Edit the records from their first line through the line containing "place: 18 bbox=[528, 400, 537, 411]", changing "relay-leg-row" to "relay-split-row", and output only those lines with everything else left as is.

===

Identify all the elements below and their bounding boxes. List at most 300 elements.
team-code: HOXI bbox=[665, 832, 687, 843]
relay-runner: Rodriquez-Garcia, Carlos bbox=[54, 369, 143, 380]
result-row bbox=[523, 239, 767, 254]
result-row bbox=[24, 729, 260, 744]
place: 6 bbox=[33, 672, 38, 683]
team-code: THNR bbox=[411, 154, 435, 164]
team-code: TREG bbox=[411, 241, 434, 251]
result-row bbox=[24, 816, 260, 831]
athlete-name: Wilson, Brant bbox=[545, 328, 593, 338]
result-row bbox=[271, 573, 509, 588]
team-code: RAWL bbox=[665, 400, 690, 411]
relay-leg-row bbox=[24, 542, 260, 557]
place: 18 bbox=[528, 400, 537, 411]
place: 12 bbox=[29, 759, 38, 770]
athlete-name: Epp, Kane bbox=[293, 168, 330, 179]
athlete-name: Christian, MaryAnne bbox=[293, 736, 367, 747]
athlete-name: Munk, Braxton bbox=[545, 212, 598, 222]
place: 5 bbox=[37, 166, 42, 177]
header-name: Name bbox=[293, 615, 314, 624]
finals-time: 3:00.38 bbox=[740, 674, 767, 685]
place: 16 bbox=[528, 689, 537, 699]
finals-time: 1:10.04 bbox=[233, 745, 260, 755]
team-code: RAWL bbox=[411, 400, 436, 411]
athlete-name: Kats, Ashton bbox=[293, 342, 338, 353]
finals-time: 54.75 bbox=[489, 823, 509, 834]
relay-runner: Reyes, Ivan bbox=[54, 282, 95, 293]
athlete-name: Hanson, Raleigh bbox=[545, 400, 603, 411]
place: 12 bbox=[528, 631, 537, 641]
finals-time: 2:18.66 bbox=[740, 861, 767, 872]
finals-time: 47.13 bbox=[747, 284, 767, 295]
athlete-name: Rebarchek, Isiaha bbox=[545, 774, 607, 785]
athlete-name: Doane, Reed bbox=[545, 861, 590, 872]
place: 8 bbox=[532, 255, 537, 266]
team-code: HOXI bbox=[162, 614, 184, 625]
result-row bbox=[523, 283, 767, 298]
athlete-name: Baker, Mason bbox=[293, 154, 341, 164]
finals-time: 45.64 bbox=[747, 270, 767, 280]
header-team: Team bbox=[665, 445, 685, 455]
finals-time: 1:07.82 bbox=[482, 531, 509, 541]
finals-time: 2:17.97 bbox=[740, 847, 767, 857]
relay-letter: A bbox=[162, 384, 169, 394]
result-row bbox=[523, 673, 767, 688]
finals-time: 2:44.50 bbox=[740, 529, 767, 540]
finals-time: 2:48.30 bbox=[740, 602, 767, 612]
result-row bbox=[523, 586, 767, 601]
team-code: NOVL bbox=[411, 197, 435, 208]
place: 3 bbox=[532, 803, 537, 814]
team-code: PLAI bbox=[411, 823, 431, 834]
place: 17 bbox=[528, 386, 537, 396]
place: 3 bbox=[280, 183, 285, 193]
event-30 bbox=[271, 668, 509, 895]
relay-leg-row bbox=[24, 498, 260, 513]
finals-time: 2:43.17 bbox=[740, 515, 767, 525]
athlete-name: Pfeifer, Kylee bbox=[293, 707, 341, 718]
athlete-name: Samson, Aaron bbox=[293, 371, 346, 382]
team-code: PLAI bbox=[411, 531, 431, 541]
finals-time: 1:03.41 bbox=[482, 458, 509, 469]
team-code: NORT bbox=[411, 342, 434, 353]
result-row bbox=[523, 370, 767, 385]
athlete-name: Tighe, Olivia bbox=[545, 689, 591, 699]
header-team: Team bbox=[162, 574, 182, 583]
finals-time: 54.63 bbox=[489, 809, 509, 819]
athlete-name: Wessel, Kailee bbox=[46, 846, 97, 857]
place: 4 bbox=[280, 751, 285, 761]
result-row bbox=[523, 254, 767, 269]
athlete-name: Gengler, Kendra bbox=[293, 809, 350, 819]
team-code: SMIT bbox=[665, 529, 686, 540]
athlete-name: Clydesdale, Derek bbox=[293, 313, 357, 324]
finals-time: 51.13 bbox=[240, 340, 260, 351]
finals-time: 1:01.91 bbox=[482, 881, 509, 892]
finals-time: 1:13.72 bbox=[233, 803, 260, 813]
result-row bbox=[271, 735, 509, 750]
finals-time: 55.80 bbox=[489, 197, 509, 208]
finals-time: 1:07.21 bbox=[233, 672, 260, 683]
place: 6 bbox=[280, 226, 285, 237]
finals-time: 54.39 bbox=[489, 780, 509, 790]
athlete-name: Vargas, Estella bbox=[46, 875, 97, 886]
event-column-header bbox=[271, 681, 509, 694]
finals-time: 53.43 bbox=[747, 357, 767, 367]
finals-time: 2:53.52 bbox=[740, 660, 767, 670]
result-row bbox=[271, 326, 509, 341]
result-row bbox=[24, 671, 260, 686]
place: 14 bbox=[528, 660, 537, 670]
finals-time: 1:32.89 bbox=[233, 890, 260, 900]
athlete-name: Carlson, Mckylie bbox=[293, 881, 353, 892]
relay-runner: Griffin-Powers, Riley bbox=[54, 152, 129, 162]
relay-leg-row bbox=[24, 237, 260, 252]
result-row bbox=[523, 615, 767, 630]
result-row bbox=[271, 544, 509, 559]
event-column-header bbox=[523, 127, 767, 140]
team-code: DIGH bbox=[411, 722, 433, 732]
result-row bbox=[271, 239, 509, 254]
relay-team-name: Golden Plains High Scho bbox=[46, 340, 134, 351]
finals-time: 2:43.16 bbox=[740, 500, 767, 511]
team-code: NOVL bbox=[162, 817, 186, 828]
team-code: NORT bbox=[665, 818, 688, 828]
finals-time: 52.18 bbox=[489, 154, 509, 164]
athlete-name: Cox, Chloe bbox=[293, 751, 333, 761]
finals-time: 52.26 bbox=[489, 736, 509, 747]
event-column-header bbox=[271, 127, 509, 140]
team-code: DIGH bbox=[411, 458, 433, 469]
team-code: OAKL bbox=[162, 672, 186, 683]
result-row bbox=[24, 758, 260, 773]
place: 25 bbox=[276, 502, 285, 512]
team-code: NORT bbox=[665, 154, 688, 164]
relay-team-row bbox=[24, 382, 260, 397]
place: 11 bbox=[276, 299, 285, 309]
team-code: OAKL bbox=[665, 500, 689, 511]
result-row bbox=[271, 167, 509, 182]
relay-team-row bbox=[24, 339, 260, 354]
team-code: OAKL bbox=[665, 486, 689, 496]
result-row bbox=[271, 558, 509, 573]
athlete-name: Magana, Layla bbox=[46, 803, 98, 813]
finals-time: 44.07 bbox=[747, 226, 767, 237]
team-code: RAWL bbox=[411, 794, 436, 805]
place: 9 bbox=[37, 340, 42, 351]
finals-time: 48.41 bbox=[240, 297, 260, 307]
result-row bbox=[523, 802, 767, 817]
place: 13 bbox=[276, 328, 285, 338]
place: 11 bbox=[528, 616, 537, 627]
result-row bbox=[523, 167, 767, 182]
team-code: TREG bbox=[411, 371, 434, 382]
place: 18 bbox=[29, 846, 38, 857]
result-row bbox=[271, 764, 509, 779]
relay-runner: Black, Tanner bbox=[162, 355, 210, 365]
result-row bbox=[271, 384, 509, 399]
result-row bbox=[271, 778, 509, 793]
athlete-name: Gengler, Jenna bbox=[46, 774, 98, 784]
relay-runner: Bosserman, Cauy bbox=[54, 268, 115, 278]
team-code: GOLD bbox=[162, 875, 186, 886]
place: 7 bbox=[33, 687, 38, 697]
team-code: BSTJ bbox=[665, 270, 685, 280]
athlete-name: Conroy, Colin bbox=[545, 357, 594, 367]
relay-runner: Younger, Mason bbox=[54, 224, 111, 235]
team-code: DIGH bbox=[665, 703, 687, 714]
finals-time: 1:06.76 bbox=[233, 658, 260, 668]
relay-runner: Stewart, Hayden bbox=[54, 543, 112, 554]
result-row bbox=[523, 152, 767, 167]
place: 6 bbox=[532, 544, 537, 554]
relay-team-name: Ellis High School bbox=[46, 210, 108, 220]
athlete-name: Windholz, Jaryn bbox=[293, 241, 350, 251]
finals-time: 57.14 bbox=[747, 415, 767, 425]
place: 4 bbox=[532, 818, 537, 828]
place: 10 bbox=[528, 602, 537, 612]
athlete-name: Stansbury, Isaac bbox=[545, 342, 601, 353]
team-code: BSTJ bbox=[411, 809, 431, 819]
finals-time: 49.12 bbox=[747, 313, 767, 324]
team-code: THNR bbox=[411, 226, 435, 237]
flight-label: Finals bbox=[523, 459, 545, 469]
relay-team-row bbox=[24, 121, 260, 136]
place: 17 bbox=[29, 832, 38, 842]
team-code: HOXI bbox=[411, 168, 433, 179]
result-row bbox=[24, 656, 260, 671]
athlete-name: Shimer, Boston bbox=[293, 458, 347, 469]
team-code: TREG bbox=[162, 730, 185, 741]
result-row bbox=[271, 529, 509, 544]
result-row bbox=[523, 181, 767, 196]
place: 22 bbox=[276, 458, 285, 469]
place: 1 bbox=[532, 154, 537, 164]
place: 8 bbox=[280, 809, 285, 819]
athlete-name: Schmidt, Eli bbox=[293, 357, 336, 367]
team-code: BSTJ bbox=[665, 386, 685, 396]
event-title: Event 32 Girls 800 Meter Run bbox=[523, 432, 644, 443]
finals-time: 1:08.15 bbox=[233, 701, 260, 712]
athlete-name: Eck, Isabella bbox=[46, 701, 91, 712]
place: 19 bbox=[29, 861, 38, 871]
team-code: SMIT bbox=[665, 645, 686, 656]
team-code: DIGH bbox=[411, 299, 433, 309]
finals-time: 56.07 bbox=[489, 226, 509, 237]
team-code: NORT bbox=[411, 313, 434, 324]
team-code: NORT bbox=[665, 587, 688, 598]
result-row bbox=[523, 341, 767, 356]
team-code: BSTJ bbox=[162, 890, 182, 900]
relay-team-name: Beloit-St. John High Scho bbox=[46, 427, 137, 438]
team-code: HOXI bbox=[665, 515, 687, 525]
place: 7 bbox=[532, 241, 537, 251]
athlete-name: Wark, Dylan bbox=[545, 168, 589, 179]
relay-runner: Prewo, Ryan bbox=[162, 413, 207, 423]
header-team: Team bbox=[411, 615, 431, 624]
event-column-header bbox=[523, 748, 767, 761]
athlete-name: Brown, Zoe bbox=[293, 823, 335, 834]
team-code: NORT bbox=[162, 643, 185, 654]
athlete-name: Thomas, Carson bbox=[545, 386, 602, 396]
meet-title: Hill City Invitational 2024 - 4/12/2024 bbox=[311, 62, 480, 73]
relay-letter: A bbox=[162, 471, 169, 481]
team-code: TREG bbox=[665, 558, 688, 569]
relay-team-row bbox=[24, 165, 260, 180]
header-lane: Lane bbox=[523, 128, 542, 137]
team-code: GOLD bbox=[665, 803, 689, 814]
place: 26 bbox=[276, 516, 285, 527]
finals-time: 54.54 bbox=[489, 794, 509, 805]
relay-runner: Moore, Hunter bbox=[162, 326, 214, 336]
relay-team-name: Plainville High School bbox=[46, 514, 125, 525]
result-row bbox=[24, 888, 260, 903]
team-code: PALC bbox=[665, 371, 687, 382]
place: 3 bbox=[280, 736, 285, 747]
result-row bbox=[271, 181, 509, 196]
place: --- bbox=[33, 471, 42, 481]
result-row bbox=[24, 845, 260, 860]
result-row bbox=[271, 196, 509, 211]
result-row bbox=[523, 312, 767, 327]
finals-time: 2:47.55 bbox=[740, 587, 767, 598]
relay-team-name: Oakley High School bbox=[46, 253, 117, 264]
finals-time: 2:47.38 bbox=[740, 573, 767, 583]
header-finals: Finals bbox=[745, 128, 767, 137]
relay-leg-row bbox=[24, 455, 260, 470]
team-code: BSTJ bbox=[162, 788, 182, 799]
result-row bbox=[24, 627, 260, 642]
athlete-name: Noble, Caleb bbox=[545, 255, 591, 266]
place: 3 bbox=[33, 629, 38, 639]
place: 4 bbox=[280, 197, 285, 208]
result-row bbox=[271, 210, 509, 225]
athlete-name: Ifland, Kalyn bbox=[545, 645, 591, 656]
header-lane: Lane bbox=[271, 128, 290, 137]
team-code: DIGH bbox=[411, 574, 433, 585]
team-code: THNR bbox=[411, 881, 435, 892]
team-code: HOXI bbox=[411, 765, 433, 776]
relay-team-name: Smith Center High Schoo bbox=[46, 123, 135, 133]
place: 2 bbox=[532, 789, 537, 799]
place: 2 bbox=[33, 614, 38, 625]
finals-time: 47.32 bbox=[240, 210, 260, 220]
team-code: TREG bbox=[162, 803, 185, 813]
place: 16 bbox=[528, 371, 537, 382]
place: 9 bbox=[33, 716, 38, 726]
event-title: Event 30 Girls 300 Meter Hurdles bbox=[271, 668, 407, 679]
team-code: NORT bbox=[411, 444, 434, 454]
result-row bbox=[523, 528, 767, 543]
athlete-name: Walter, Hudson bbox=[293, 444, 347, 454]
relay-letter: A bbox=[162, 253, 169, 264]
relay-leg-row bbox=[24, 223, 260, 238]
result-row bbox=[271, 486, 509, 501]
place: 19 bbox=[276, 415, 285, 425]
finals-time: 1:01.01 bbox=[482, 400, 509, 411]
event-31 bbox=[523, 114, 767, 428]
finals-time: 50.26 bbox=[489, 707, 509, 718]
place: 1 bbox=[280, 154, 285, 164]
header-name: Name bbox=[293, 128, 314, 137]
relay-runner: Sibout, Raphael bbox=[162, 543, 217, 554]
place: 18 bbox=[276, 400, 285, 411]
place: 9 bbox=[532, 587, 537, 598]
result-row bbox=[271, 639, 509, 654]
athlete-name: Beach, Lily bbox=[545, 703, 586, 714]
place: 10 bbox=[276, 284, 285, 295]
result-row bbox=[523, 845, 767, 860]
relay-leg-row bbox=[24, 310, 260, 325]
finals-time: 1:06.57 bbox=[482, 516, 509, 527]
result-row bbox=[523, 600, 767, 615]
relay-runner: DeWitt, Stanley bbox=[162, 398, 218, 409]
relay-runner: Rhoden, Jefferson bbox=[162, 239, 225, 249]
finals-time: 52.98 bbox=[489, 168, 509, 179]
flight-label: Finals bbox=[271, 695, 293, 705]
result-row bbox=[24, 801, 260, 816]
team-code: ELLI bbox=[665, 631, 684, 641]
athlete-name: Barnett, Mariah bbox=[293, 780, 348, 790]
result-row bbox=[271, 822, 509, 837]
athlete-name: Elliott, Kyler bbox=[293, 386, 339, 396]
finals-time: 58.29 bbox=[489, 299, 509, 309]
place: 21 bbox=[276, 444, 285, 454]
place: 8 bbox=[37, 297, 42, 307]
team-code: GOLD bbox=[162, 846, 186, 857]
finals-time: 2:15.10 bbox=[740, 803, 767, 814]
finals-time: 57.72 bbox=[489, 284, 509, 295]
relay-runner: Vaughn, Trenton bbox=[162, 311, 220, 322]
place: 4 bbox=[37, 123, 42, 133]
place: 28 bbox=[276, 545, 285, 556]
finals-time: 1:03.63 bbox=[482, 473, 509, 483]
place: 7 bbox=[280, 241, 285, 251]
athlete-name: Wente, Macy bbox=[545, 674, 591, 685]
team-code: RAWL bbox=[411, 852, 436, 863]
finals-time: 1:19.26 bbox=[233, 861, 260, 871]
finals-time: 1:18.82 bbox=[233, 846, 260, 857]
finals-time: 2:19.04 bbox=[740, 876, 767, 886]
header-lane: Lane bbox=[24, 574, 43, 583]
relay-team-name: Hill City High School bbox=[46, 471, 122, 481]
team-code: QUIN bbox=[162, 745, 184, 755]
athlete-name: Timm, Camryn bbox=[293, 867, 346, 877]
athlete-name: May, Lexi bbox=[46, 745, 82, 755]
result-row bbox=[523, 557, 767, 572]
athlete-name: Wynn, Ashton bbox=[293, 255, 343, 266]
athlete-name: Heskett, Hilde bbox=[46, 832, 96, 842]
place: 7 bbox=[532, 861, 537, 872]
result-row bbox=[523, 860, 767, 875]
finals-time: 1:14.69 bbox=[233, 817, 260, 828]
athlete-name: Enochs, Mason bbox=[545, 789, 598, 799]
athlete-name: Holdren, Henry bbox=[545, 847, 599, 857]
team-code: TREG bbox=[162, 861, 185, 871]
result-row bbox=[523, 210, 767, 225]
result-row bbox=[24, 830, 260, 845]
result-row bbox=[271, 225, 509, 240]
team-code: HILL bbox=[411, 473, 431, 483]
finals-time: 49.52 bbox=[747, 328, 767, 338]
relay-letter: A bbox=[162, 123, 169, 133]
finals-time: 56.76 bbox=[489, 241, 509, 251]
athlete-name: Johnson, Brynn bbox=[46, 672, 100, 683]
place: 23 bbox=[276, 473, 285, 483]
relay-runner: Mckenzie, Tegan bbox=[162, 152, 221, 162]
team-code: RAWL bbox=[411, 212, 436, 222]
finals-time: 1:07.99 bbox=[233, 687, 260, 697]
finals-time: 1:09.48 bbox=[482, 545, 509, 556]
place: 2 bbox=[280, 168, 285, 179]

===

▸ Complete output:
Identify all the elements below and their bounding boxes. List at most 300 elements.
team-code: HOXI bbox=[665, 832, 687, 843]
relay-runner: Rodriquez-Garcia, Carlos bbox=[54, 369, 143, 380]
result-row bbox=[523, 239, 767, 254]
result-row bbox=[24, 729, 260, 744]
place: 6 bbox=[33, 672, 38, 683]
team-code: THNR bbox=[411, 154, 435, 164]
team-code: TREG bbox=[411, 241, 434, 251]
result-row bbox=[24, 816, 260, 831]
athlete-name: Wilson, Brant bbox=[545, 328, 593, 338]
result-row bbox=[271, 573, 509, 588]
team-code: RAWL bbox=[665, 400, 690, 411]
relay-split-row bbox=[24, 542, 260, 557]
place: 18 bbox=[528, 400, 537, 411]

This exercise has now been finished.